** To be done **
Retype each line exactly. Skip images.

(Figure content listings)
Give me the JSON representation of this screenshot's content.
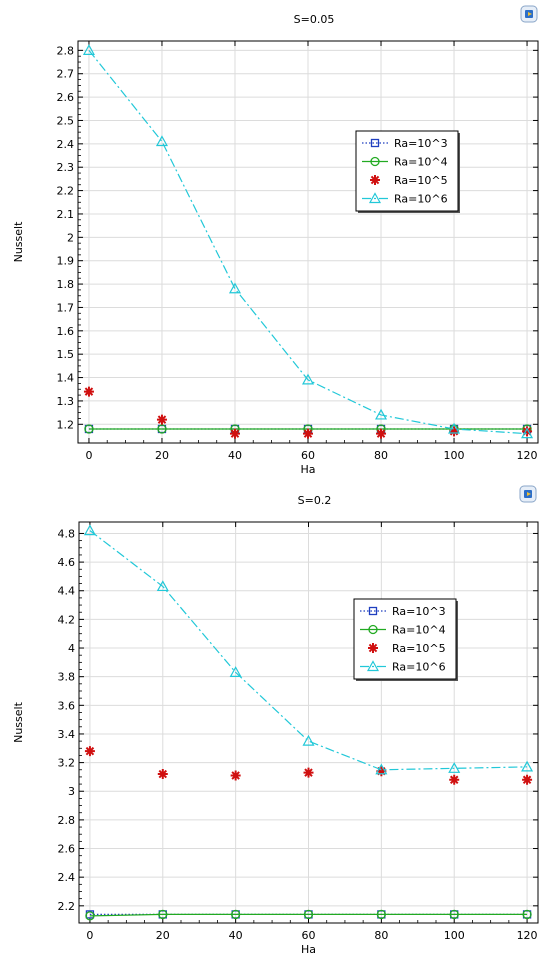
{
  "chart_data": [
    {
      "type": "line",
      "title": "S=0.05",
      "xlabel": "Ha",
      "ylabel": "Nusselt",
      "x": [
        0,
        20,
        40,
        60,
        80,
        100,
        120
      ],
      "xlim": [
        -3,
        123
      ],
      "ylim": [
        1.12,
        2.84
      ],
      "xticks": [
        "0",
        "20",
        "40",
        "60",
        "80",
        "100",
        "120"
      ],
      "yticks": [
        "1.2",
        "1.3",
        "1.4",
        "1.5",
        "1.6",
        "1.7",
        "1.8",
        "1.9",
        "2",
        "2.1",
        "2.2",
        "2.3",
        "2.4",
        "2.5",
        "2.6",
        "2.7",
        "2.8"
      ],
      "grid": true,
      "legend_position": "right",
      "series": [
        {
          "name": "Ra=10^3",
          "values": [
            1.18,
            1.18,
            1.18,
            1.18,
            1.18,
            1.18,
            1.18
          ],
          "color": "#1f3fbf",
          "marker": "square",
          "dash": "1.5,2"
        },
        {
          "name": "Ra=10^4",
          "values": [
            1.18,
            1.18,
            1.18,
            1.18,
            1.18,
            1.18,
            1.18
          ],
          "color": "#22aa22",
          "marker": "circle",
          "dash": ""
        },
        {
          "name": "Ra=10^5",
          "values": [
            1.34,
            1.22,
            1.16,
            1.16,
            1.16,
            1.17,
            1.17
          ],
          "color": "#d01010",
          "marker": "asterisk",
          "dash": "none"
        },
        {
          "name": "Ra=10^6",
          "values": [
            2.8,
            2.41,
            1.78,
            1.39,
            1.24,
            1.18,
            1.16
          ],
          "color": "#22c8d8",
          "marker": "triangle",
          "dash": "9,3,2,3"
        }
      ]
    },
    {
      "type": "line",
      "title": "S=0.2",
      "xlabel": "Ha",
      "ylabel": "Nusselt",
      "x": [
        0,
        20,
        40,
        60,
        80,
        100,
        120
      ],
      "xlim": [
        -3,
        123
      ],
      "ylim": [
        2.08,
        4.88
      ],
      "xticks": [
        "0",
        "20",
        "40",
        "60",
        "80",
        "100",
        "120"
      ],
      "yticks": [
        "2.2",
        "2.4",
        "2.6",
        "2.8",
        "3",
        "3.2",
        "3.4",
        "3.6",
        "3.8",
        "4",
        "4.2",
        "4.4",
        "4.6",
        "4.8"
      ],
      "grid": true,
      "legend_position": "right",
      "series": [
        {
          "name": "Ra=10^3",
          "values": [
            2.14,
            2.14,
            2.14,
            2.14,
            2.14,
            2.14,
            2.14
          ],
          "color": "#1f3fbf",
          "marker": "square",
          "dash": "1.5,2"
        },
        {
          "name": "Ra=10^4",
          "values": [
            2.13,
            2.14,
            2.14,
            2.14,
            2.14,
            2.14,
            2.14
          ],
          "color": "#22aa22",
          "marker": "circle",
          "dash": ""
        },
        {
          "name": "Ra=10^5",
          "values": [
            3.28,
            3.12,
            3.11,
            3.13,
            3.14,
            3.08,
            3.08
          ],
          "color": "#d01010",
          "marker": "asterisk",
          "dash": "none"
        },
        {
          "name": "Ra=10^6",
          "values": [
            4.82,
            4.43,
            3.83,
            3.35,
            3.15,
            3.16,
            3.17
          ],
          "color": "#22c8d8",
          "marker": "triangle",
          "dash": "9,3,2,3"
        }
      ]
    }
  ]
}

** Answer to the exercise **
Give me the JSON representation of this screenshot's content.
{
  "chart_data": [
    {
      "type": "line",
      "title": "S=0.05",
      "xlabel": "Ha",
      "ylabel": "Nusselt",
      "x": [
        0,
        20,
        40,
        60,
        80,
        100,
        120
      ],
      "xlim": [
        -3,
        123
      ],
      "ylim": [
        1.12,
        2.84
      ],
      "xticks": [
        "0",
        "20",
        "40",
        "60",
        "80",
        "100",
        "120"
      ],
      "yticks": [
        "1.2",
        "1.3",
        "1.4",
        "1.5",
        "1.6",
        "1.7",
        "1.8",
        "1.9",
        "2",
        "2.1",
        "2.2",
        "2.3",
        "2.4",
        "2.5",
        "2.6",
        "2.7",
        "2.8"
      ],
      "grid": true,
      "legend_position": "right",
      "series": [
        {
          "name": "Ra=10^3",
          "values": [
            1.18,
            1.18,
            1.18,
            1.18,
            1.18,
            1.18,
            1.18
          ],
          "color": "#1f3fbf",
          "marker": "square",
          "dash": "1.5,2"
        },
        {
          "name": "Ra=10^4",
          "values": [
            1.18,
            1.18,
            1.18,
            1.18,
            1.18,
            1.18,
            1.18
          ],
          "color": "#22aa22",
          "marker": "circle",
          "dash": ""
        },
        {
          "name": "Ra=10^5",
          "values": [
            1.34,
            1.22,
            1.16,
            1.16,
            1.16,
            1.17,
            1.17
          ],
          "color": "#d01010",
          "marker": "asterisk",
          "dash": "none"
        },
        {
          "name": "Ra=10^6",
          "values": [
            2.8,
            2.41,
            1.78,
            1.39,
            1.24,
            1.18,
            1.16
          ],
          "color": "#22c8d8",
          "marker": "triangle",
          "dash": "9,3,2,3"
        }
      ]
    },
    {
      "type": "line",
      "title": "S=0.2",
      "xlabel": "Ha",
      "ylabel": "Nusselt",
      "x": [
        0,
        20,
        40,
        60,
        80,
        100,
        120
      ],
      "xlim": [
        -3,
        123
      ],
      "ylim": [
        2.08,
        4.88
      ],
      "xticks": [
        "0",
        "20",
        "40",
        "60",
        "80",
        "100",
        "120"
      ],
      "yticks": [
        "2.2",
        "2.4",
        "2.6",
        "2.8",
        "3",
        "3.2",
        "3.4",
        "3.6",
        "3.8",
        "4",
        "4.2",
        "4.4",
        "4.6",
        "4.8"
      ],
      "grid": true,
      "legend_position": "right",
      "series": [
        {
          "name": "Ra=10^3",
          "values": [
            2.14,
            2.14,
            2.14,
            2.14,
            2.14,
            2.14,
            2.14
          ],
          "color": "#1f3fbf",
          "marker": "square",
          "dash": "1.5,2"
        },
        {
          "name": "Ra=10^4",
          "values": [
            2.13,
            2.14,
            2.14,
            2.14,
            2.14,
            2.14,
            2.14
          ],
          "color": "#22aa22",
          "marker": "circle",
          "dash": ""
        },
        {
          "name": "Ra=10^5",
          "values": [
            3.28,
            3.12,
            3.11,
            3.13,
            3.14,
            3.08,
            3.08
          ],
          "color": "#d01010",
          "marker": "asterisk",
          "dash": "none"
        },
        {
          "name": "Ra=10^6",
          "values": [
            4.82,
            4.43,
            3.83,
            3.35,
            3.15,
            3.16,
            3.17
          ],
          "color": "#22c8d8",
          "marker": "triangle",
          "dash": "9,3,2,3"
        }
      ]
    }
  ]
}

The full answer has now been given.